(REQUEST): Say the number of lines containing the string "Variant", and say nothing else.

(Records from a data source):
========================================================================

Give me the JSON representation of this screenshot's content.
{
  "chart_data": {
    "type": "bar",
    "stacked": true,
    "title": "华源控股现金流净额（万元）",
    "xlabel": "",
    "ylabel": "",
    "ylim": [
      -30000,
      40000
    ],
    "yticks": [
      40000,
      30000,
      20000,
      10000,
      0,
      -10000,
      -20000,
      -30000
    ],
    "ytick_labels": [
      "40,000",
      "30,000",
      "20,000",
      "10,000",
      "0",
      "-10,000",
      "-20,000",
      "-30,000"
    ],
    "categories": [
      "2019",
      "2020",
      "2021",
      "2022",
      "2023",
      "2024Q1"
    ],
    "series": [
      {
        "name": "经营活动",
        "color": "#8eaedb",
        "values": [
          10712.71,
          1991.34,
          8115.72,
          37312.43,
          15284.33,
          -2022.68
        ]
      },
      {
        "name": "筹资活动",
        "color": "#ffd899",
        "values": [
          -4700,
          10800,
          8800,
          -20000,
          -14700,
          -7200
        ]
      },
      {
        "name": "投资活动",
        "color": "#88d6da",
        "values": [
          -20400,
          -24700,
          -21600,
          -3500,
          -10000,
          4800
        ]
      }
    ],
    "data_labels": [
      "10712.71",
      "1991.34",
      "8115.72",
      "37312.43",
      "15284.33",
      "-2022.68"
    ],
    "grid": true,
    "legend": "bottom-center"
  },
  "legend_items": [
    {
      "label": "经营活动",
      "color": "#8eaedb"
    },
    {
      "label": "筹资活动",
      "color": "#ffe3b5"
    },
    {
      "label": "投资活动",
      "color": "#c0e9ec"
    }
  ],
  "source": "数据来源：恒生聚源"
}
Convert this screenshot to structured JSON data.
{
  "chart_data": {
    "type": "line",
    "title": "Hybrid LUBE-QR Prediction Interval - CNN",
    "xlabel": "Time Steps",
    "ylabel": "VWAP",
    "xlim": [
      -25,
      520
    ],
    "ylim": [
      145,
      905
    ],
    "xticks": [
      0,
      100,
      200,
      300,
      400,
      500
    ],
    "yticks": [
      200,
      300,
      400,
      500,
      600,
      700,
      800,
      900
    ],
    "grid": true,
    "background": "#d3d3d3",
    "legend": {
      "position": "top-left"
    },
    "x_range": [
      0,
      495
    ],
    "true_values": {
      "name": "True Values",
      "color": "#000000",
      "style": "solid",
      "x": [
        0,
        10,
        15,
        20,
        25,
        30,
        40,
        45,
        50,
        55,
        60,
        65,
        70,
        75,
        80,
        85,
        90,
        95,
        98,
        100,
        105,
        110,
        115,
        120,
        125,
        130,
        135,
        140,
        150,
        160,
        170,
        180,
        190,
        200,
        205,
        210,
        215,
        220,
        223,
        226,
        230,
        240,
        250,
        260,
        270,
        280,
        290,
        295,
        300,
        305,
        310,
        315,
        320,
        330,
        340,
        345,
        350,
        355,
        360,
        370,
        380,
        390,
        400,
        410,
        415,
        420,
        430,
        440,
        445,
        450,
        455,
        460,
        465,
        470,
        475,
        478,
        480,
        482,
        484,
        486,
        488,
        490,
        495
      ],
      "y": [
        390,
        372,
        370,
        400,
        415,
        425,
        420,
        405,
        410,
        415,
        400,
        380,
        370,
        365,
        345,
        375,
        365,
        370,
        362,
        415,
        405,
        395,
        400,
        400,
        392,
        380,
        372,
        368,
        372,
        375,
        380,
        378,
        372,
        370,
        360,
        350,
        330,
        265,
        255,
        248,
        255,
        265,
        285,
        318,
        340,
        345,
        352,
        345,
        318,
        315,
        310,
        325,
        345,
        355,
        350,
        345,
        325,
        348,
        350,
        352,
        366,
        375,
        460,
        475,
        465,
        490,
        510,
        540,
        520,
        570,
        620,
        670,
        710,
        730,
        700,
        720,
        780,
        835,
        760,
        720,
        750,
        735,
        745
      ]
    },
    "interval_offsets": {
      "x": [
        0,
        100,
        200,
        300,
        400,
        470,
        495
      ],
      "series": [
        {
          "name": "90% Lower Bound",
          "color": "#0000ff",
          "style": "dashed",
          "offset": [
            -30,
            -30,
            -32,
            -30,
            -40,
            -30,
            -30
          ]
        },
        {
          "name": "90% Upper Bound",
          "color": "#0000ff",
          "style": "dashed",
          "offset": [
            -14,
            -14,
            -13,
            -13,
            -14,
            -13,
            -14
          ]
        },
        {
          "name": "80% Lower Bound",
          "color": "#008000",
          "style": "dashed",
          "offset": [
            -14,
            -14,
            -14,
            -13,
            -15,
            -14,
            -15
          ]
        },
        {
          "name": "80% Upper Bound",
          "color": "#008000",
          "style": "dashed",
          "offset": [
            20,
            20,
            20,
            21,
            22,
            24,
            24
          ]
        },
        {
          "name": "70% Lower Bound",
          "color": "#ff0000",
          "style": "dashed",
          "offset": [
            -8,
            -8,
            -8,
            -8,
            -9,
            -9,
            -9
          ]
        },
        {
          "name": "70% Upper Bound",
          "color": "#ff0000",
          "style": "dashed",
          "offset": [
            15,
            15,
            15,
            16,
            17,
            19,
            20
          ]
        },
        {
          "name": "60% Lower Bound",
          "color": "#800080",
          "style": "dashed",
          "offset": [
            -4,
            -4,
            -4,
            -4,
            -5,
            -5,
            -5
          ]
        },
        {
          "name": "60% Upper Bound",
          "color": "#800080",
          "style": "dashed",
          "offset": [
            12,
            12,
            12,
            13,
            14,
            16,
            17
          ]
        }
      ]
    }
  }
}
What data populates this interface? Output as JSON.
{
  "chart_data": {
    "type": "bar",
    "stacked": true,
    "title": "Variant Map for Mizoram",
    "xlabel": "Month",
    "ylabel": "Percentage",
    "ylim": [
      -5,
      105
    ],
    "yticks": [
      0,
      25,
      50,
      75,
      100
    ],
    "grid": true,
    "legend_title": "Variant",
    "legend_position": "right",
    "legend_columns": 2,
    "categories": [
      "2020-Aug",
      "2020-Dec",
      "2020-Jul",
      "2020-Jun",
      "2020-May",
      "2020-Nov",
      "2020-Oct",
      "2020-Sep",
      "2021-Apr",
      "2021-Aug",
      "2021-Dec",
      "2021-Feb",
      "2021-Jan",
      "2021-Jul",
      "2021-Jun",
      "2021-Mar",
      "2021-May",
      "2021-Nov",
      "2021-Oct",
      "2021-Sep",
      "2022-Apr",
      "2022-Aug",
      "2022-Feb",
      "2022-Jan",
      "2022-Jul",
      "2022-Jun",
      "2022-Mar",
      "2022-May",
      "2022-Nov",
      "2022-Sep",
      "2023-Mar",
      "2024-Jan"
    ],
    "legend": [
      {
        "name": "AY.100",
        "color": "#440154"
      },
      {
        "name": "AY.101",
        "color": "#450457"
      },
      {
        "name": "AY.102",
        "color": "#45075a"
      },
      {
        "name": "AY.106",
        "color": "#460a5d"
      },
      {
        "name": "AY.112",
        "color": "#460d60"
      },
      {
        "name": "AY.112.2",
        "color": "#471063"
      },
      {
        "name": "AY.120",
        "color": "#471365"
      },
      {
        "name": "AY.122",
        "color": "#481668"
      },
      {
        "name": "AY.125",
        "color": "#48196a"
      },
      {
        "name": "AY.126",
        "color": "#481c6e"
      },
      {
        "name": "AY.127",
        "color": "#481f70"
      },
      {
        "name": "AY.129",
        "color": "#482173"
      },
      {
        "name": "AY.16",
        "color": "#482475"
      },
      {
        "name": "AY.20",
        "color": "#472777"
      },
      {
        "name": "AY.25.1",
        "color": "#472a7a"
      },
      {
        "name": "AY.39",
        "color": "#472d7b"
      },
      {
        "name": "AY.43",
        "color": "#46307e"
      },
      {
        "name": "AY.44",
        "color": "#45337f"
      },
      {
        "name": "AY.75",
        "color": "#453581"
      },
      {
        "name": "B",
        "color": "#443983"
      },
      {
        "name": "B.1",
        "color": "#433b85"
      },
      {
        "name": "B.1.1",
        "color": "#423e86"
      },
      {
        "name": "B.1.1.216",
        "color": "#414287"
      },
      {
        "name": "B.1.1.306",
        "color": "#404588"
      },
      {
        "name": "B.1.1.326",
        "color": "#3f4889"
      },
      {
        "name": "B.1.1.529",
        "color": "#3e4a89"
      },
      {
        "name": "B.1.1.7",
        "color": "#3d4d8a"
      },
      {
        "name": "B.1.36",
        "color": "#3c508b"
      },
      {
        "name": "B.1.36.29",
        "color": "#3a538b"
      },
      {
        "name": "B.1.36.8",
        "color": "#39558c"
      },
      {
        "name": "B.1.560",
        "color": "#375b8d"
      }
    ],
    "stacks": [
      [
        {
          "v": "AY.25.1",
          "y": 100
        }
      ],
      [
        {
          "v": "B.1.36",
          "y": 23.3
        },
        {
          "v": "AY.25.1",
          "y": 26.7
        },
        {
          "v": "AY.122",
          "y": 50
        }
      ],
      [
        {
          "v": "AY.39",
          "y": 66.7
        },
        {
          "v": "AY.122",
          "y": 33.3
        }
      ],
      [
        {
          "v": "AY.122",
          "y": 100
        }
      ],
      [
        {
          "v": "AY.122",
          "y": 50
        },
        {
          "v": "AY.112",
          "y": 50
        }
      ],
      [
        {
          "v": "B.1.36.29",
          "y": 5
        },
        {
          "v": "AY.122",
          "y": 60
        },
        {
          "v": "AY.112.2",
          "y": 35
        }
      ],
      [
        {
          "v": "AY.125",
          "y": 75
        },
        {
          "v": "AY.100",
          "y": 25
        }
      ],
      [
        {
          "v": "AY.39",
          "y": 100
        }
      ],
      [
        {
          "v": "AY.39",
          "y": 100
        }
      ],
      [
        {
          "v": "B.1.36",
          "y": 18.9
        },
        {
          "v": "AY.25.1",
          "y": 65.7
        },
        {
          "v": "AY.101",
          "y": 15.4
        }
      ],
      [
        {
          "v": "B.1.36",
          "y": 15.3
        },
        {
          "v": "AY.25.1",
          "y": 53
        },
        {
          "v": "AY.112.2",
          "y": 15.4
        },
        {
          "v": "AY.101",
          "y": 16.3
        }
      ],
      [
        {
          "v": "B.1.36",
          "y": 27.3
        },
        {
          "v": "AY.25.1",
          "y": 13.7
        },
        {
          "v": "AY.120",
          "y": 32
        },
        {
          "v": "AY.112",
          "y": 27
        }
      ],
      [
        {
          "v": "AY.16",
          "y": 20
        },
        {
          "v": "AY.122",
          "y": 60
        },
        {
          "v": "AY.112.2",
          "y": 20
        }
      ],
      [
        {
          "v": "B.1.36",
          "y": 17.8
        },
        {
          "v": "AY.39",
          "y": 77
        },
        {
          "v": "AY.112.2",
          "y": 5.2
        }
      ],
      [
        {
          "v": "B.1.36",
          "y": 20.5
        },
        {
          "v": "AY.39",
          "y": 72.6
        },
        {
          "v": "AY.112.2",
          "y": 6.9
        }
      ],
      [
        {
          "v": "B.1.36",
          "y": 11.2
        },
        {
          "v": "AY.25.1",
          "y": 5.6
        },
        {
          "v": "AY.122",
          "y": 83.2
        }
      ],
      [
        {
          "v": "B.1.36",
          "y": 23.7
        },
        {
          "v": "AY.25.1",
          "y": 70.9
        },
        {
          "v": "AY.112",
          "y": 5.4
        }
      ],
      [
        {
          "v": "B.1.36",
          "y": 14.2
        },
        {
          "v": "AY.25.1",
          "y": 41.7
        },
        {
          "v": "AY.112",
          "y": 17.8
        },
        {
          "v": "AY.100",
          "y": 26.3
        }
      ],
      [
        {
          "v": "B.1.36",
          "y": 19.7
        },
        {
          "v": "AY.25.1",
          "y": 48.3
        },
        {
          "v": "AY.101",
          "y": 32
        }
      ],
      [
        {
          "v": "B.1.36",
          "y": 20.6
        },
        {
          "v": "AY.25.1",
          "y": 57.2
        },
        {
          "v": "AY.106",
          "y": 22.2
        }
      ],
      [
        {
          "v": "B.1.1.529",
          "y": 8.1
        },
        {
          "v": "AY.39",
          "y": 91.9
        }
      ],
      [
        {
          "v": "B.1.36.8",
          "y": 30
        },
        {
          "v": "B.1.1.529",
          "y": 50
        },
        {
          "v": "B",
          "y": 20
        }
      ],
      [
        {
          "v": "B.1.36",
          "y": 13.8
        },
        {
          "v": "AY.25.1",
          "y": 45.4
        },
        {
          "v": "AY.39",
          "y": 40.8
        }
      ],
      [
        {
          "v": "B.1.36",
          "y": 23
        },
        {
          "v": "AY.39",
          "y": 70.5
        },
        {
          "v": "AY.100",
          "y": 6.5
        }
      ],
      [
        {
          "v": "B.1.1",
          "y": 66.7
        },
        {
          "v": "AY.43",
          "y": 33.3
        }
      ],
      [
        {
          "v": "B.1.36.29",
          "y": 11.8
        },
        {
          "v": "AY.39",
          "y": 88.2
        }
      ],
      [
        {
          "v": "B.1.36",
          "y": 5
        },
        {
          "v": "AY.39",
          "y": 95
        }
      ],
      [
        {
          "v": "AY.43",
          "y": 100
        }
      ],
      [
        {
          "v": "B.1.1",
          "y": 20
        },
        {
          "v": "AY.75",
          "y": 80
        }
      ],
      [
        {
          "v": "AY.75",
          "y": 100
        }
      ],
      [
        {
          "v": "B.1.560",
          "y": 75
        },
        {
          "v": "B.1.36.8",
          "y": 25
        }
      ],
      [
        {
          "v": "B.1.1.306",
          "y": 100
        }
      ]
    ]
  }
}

========================================================================

(OUTPUT OF THE EXERCISE): 2